◆ WRITTEN REQUEST ◆
Reproduce all the lines below exactly and omit the images.

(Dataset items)
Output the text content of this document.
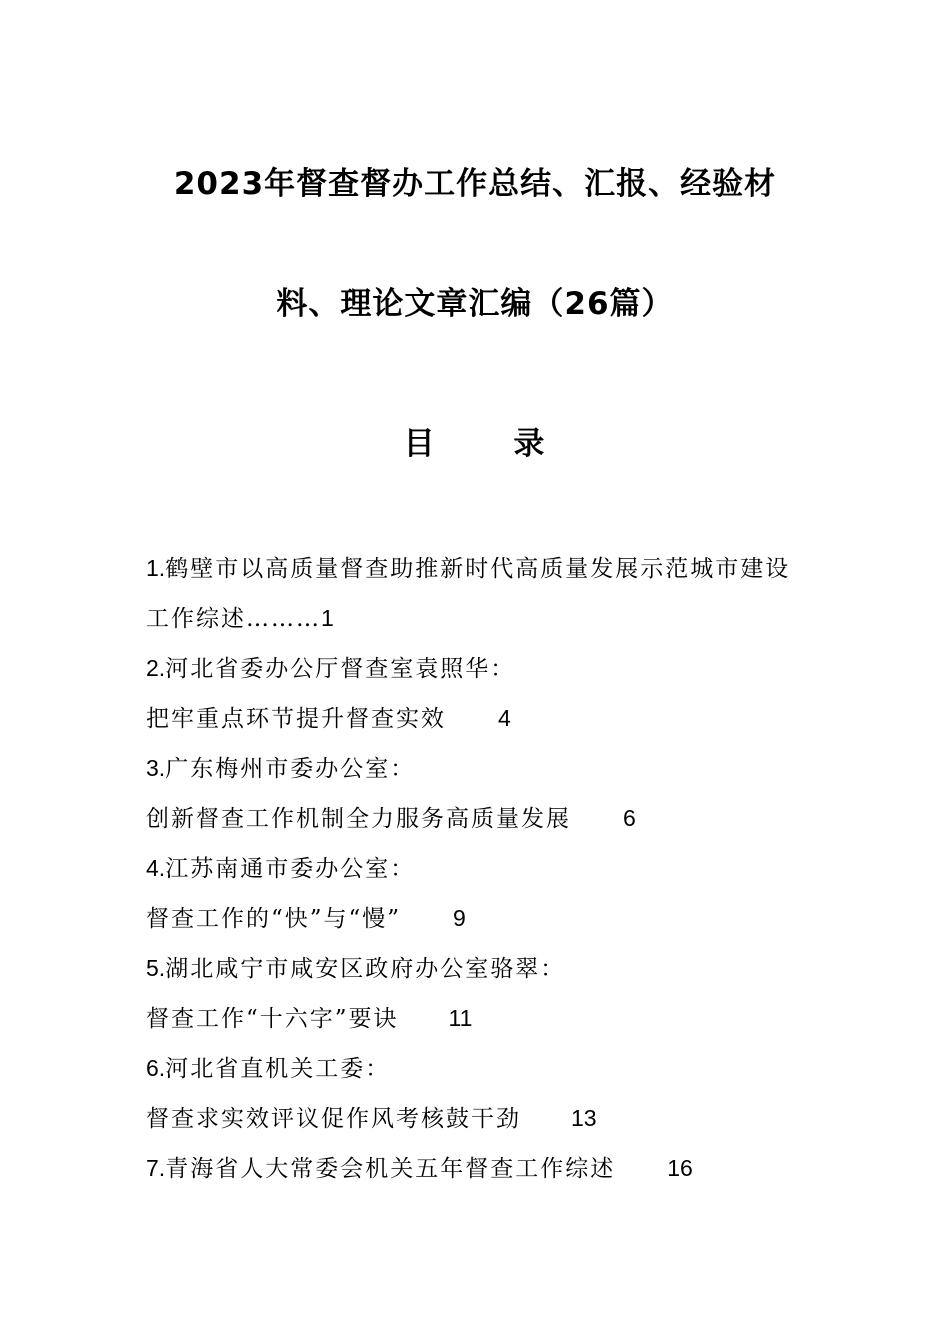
2023年督查督办工作总结、汇报、经验材
料、理论文章汇编（26篇）
目      录
1.鹤壁市以高质量督查助推新时代高质量发展示范城市建设
工作综述………1
2.河北省委办公厅督查室袁照华：
把牢重点环节提升督查实效 4
3.广东梅州市委办公室：
创新督查工作机制全力服务高质量发展 6
4.江苏南通市委办公室：
督查工作的“快”与“慢” 9
5.湖北咸宁市咸安区政府办公室骆翠：
督查工作“十六字”要诀 11
6.河北省直机关工委：
督查求实效评议促作风考核鼓干劲 13
7.青海省人大常委会机关五年督查工作综述 16
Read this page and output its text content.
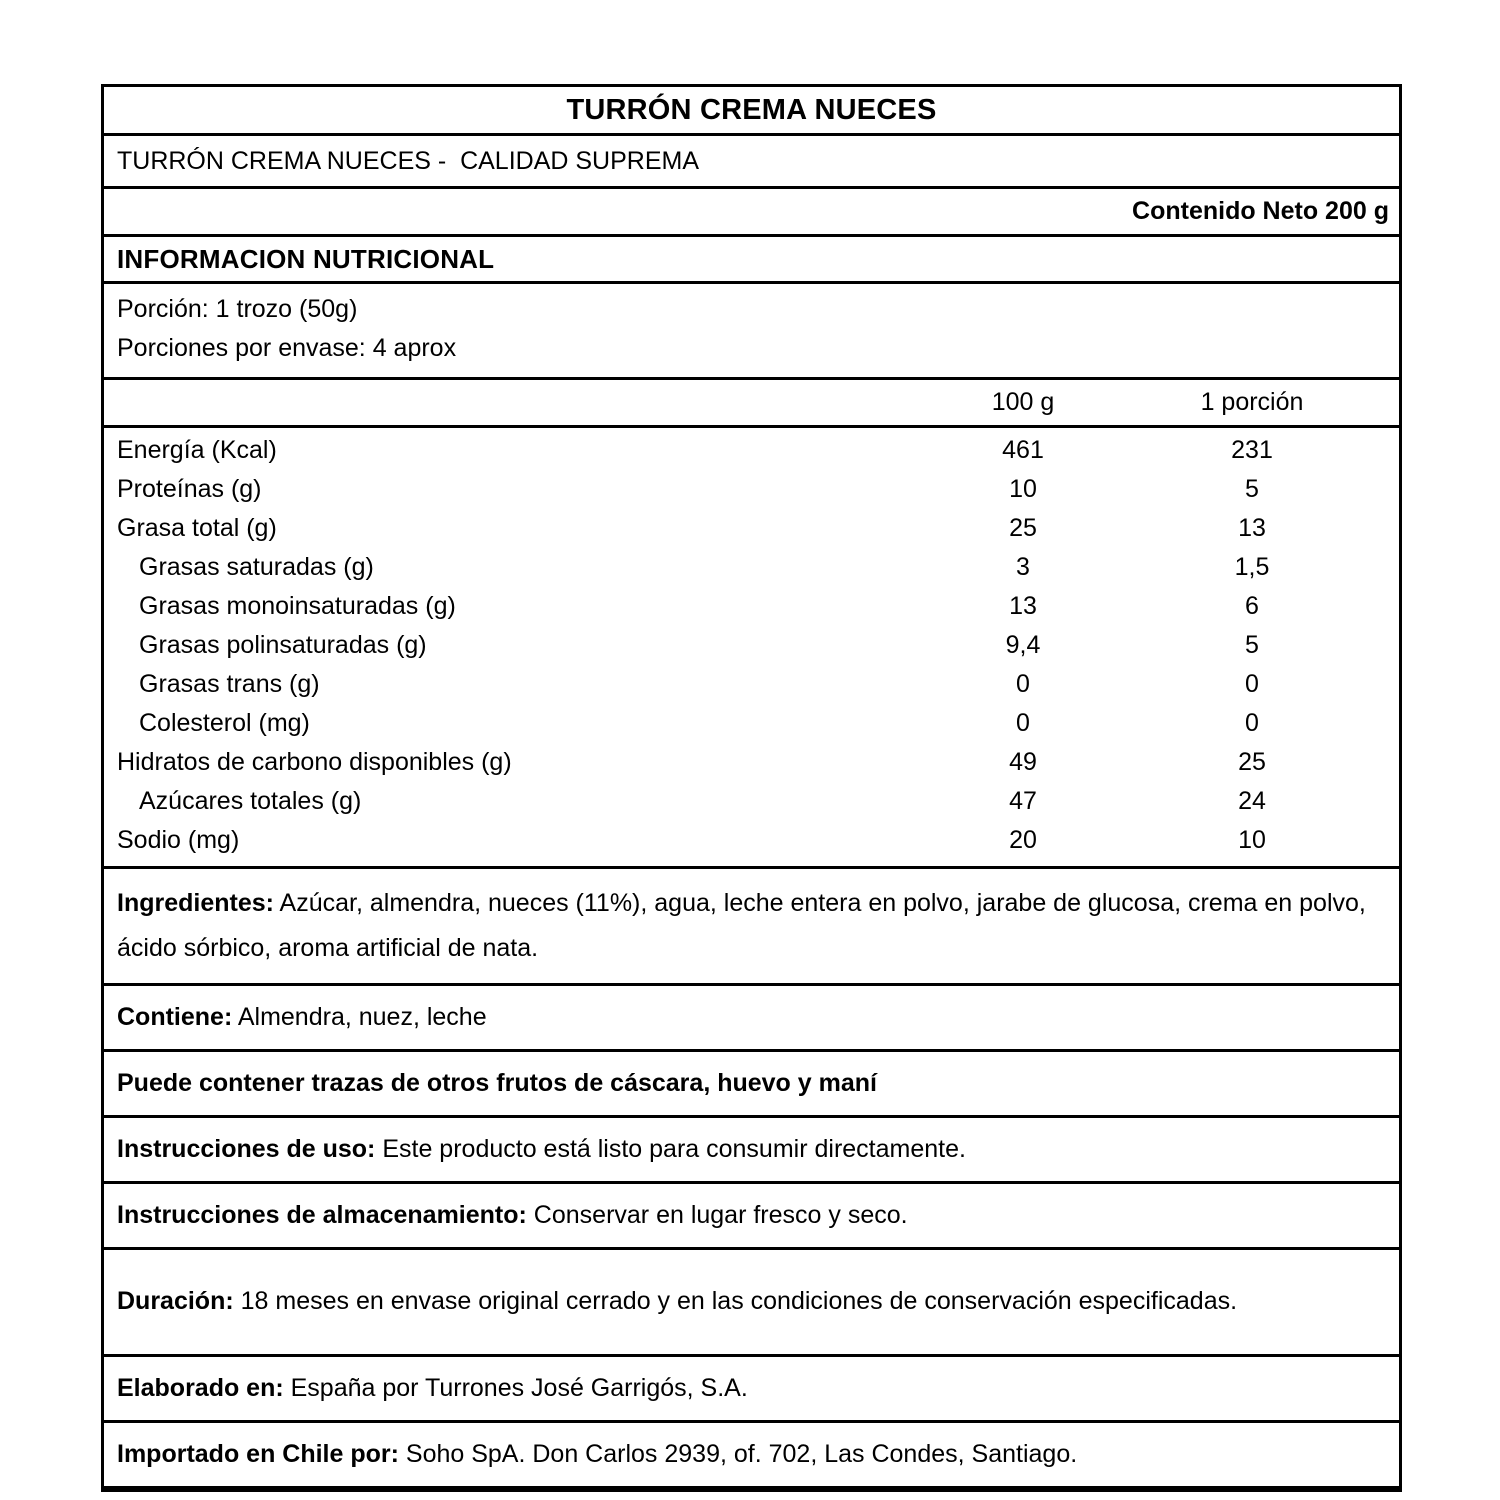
TURRÓN CREMA NUECES
TURRÓN CREMA NUECES -  CALIDAD SUPREMA
Contenido Neto 200 g
INFORMACION NUTRICIONAL
Porción: 1 trozo (50g)
Porciones por envase: 4 aprox
100 g	1 porción
Energía (Kcal)	461	231
Proteínas (g)	10	5
Grasa total (g)	25	13
Grasas saturadas (g)	3	1,5
Grasas monoinsaturadas (g)	13	6
Grasas polinsaturadas (g)	9,4	5
Grasas trans (g)	0	0
Colesterol (mg)	0	0
Hidratos de carbono disponibles (g)	49	25
Azúcares totales (g)	47	24
Sodio (mg)	20	10
Ingredientes: Azúcar, almendra, nueces (11%), agua, leche entera en polvo, jarabe de glucosa, crema en polvo, ácido sórbico, aroma artificial de nata.
Contiene: Almendra, nuez, leche
Puede contener trazas de otros frutos de cáscara, huevo y maní
Instrucciones de uso: Este producto está listo para consumir directamente.
Instrucciones de almacenamiento: Conservar en lugar fresco y seco.
Duración: 18 meses en envase original cerrado y en las condiciones de conservación especificadas.
Elaborado en: España por Turrones José Garrigós, S.A.
Importado en Chile por: Soho SpA. Don Carlos 2939, of. 702, Las Condes, Santiago.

◆ FULL OUTPUT ◆
Output the text content of this document.
2023年督查督办工作总结、汇报、经验材
料、理论文章汇编（26篇）
目      录
1.鹤壁市以高质量督查助推新时代高质量发展示范城市建设
工作综述………1
2.河北省委办公厅督查室袁照华：
把牢重点环节提升督查实效 4
3.广东梅州市委办公室：
创新督查工作机制全力服务高质量发展 6
4.江苏南通市委办公室：
督查工作的“快”与“慢” 9
5.湖北咸宁市咸安区政府办公室骆翠：
督查工作“十六字”要诀 11
6.河北省直机关工委：
督查求实效评议促作风考核鼓干劲 13
7.青海省人大常委会机关五年督查工作综述 16
Read this page and output its text content.
TURRÓN CREMA NUECES
TURRÓN CREMA NUECES -  CALIDAD SUPREMA
Contenido Neto 200 g
INFORMACION NUTRICIONAL
Porción: 1 trozo (50g)
Porciones por envase: 4 aprox
100 g	1 porción
Energía (Kcal)	461	231
Proteínas (g)	10	5
Grasa total (g)	25	13
Grasas saturadas (g)	3	1,5
Grasas monoinsaturadas (g)	13	6
Grasas polinsaturadas (g)	9,4	5
Grasas trans (g)	0	0
Colesterol (mg)	0	0
Hidratos de carbono disponibles (g)	49	25
Azúcares totales (g)	47	24
Sodio (mg)	20	10
Ingredientes: Azúcar, almendra, nueces (11%), agua, leche entera en polvo, jarabe de glucosa, crema en polvo, ácido sórbico, aroma artificial de nata.
Contiene: Almendra, nuez, leche
Puede contener trazas de otros frutos de cáscara, huevo y maní
Instrucciones de uso: Este producto está listo para consumir directamente.
Instrucciones de almacenamiento: Conservar en lugar fresco y seco.
Duración: 18 meses en envase original cerrado y en las condiciones de conservación especificadas.
Elaborado en: España por Turrones José Garrigós, S.A.
Importado en Chile por: Soho SpA. Don Carlos 2939, of. 702, Las Condes, Santiago.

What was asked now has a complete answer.